AIM
Return the complete listing that follows, with each line reproduced exactly.

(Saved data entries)

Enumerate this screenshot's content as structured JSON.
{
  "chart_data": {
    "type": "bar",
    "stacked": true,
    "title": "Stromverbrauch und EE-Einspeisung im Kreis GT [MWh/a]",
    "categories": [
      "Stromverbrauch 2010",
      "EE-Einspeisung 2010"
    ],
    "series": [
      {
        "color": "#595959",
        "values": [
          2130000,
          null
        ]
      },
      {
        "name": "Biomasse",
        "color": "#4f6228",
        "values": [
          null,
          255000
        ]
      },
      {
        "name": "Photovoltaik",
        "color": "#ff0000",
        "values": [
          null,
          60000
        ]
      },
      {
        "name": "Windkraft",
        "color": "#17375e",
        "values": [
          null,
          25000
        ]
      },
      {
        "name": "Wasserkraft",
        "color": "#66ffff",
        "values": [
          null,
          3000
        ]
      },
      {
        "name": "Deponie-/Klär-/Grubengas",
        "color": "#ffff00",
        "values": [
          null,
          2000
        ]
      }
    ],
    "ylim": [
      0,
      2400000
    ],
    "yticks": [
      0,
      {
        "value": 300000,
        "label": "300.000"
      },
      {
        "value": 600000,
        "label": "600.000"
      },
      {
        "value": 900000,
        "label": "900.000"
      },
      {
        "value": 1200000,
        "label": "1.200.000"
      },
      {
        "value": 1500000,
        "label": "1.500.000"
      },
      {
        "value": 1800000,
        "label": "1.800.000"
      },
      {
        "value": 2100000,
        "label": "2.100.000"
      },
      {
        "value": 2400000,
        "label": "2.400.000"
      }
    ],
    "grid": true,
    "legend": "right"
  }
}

ANSWER FOR THIS EXERCISE
Enumerate this screenshot's content as structured JSON.
{
  "chart_data": {
    "type": "bar",
    "stacked": true,
    "title": "Stromverbrauch und EE-Einspeisung im Kreis GT [MWh/a]",
    "categories": [
      "Stromverbrauch 2010",
      "EE-Einspeisung 2010"
    ],
    "series": [
      {
        "color": "#595959",
        "values": [
          2130000,
          null
        ]
      },
      {
        "name": "Biomasse",
        "color": "#4f6228",
        "values": [
          null,
          255000
        ]
      },
      {
        "name": "Photovoltaik",
        "color": "#ff0000",
        "values": [
          null,
          60000
        ]
      },
      {
        "name": "Windkraft",
        "color": "#17375e",
        "values": [
          null,
          25000
        ]
      },
      {
        "name": "Wasserkraft",
        "color": "#66ffff",
        "values": [
          null,
          3000
        ]
      },
      {
        "name": "Deponie-/Klär-/Grubengas",
        "color": "#ffff00",
        "values": [
          null,
          2000
        ]
      }
    ],
    "ylim": [
      0,
      2400000
    ],
    "yticks": [
      0,
      {
        "value": 300000,
        "label": "300.000"
      },
      {
        "value": 600000,
        "label": "600.000"
      },
      {
        "value": 900000,
        "label": "900.000"
      },
      {
        "value": 1200000,
        "label": "1.200.000"
      },
      {
        "value": 1500000,
        "label": "1.500.000"
      },
      {
        "value": 1800000,
        "label": "1.800.000"
      },
      {
        "value": 2100000,
        "label": "2.100.000"
      },
      {
        "value": 2400000,
        "label": "2.400.000"
      }
    ],
    "grid": true,
    "legend": "right"
  }
}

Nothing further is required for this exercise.